The problem: Lift every line from the entries that includes the word "text".

[Start of Rows]

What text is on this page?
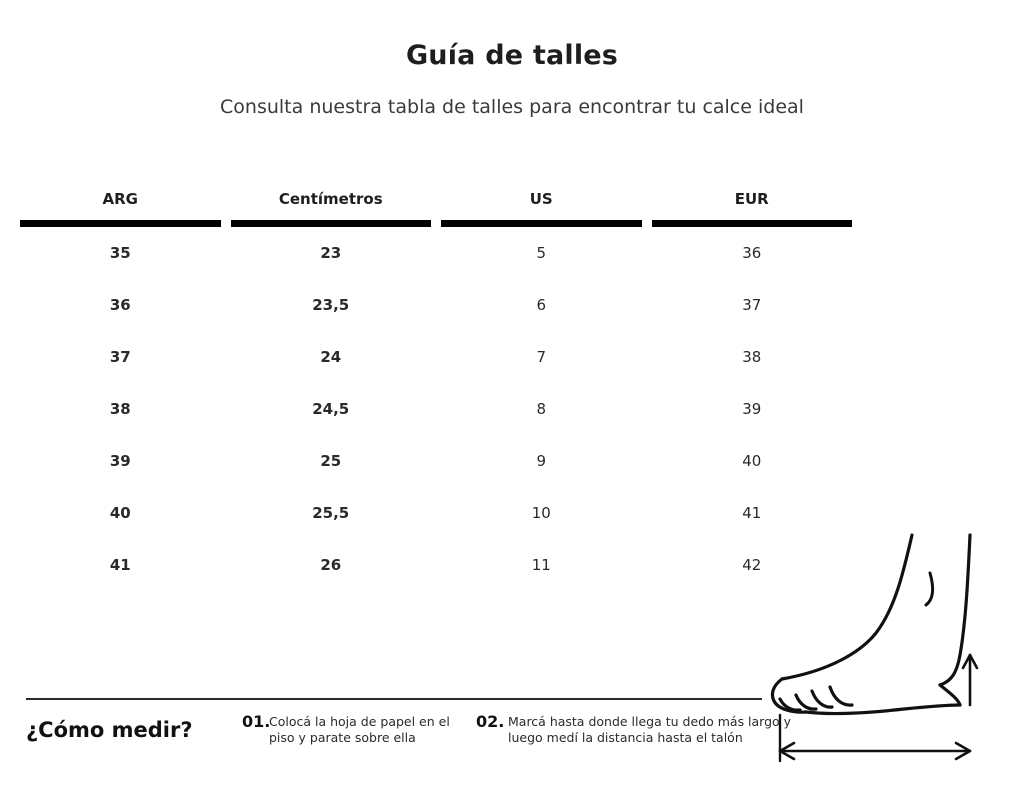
Guía de talles
Consulta nuestra tabla de talles para encontrar tu calce ideal
ARG		Centímetros		US		EUR
35		23		5		36
36		23,5		6		37
37		24		7		38
38		24,5		8		39
39		25		9		40
40		25,5		10		41
41		26		11		42
¿Cómo medir?	01.
Colocá la hoja de papel en el piso y parate sobre ella
02. Marcá hasta donde llega tu dedo más largo y luego medí la distancia hasta el talón
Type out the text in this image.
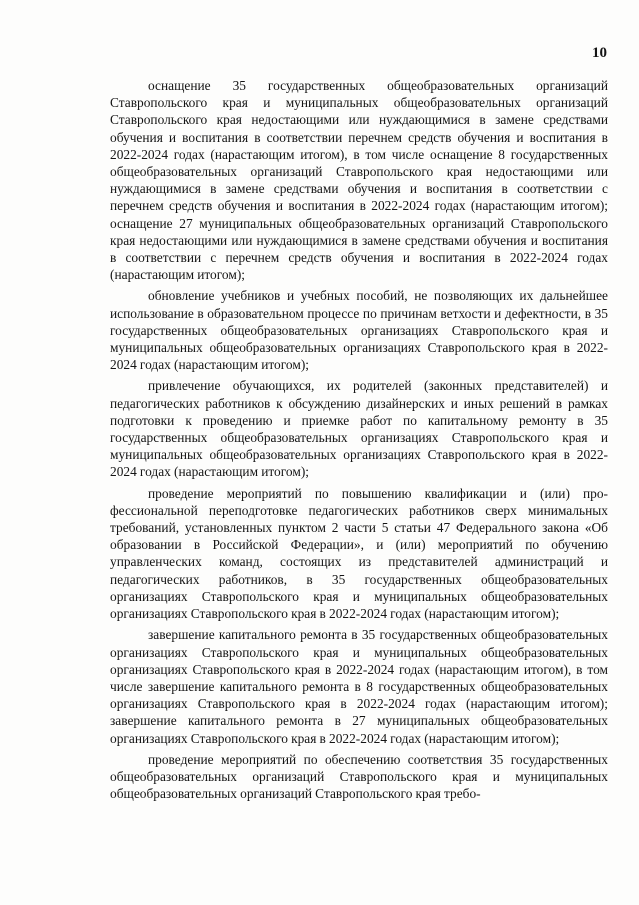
10

оснащение 35 государственных общеобразовательных организаций Ставропольского края и муниципальных общеобразовательных организаций Ставропольского края недостающими или нуждающимися в замене средствами обучения и воспитания в соответствии перечнем средств обучения и воспитания в 2022-2024 годах (нарастающим итогом), в том числе оснащение 8 государственных общеобразовательных организаций Ставропольского края недостающими или нуждающимися в замене средствами обучения и воспитания в соответствии с перечнем средств обучения и воспитания в 2022-2024 годах (нарастающим итогом); оснащение 27 муниципальных общеобразовательных организаций Ставропольского края недостающими или нуждающимися в замене средствами обучения и воспитания в соответствии с перечнем средств обучения и воспитания в 2022-2024 годах (нарастающим итогом);

обновление учебников и учебных пособий, не позволяющих их дальнейшее использование в образовательном процессе по причинам ветхости и дефектности, в 35 государственных общеобразовательных организациях Ставропольского края и муниципальных общеобразовательных организациях Ставропольского края в 2022-2024 годах (нарастающим итогом);

привлечение обучающихся, их родителей (законных представителей) и педагогических работников к обсуждению дизайнерских и иных решений в рамках подготовки к проведению и приемке работ по капитальному ремонту в 35 государственных общеобразовательных организациях Ставропольского края и муниципальных общеобразовательных организациях Ставропольского края в 2022-2024 годах (нарастающим итогом);

проведение мероприятий по повышению квалификации и (или) профессиональной переподготовке педагогических работников сверх минимальных требований, установленных пунктом 2 части 5 статьи 47 Федерального закона «Об образовании в Российской Федерации», и (или) мероприятий по обучению управленческих команд, состоящих из представителей администраций и педагогических работников, в 35 государственных общеобразовательных организациях Ставропольского края и муниципальных общеобразовательных организациях Ставропольского края в 2022-2024 годах (нарастающим итогом);

завершение капитального ремонта в 35 государственных общеобразовательных организациях Ставропольского края и муниципальных общеобразовательных организациях Ставропольского края в 2022-2024 годах (нарастающим итогом), в том числе завершение капитального ремонта в 8 государственных общеобразовательных организациях Ставропольского края в 2022-2024 годах (нарастающим итогом); завершение капитального ремонта в 27 муниципальных общеобразовательных организациях Ставропольского края в 2022-2024 годах (нарастающим итогом);

проведение мероприятий по обеспечению соответствия 35 государственных общеобразовательных организаций Ставропольского края и муниципальных общеобразовательных организаций Ставропольского края требо-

[End of Rows]

Written reply:
What text is on this page?
Type out the text in this image.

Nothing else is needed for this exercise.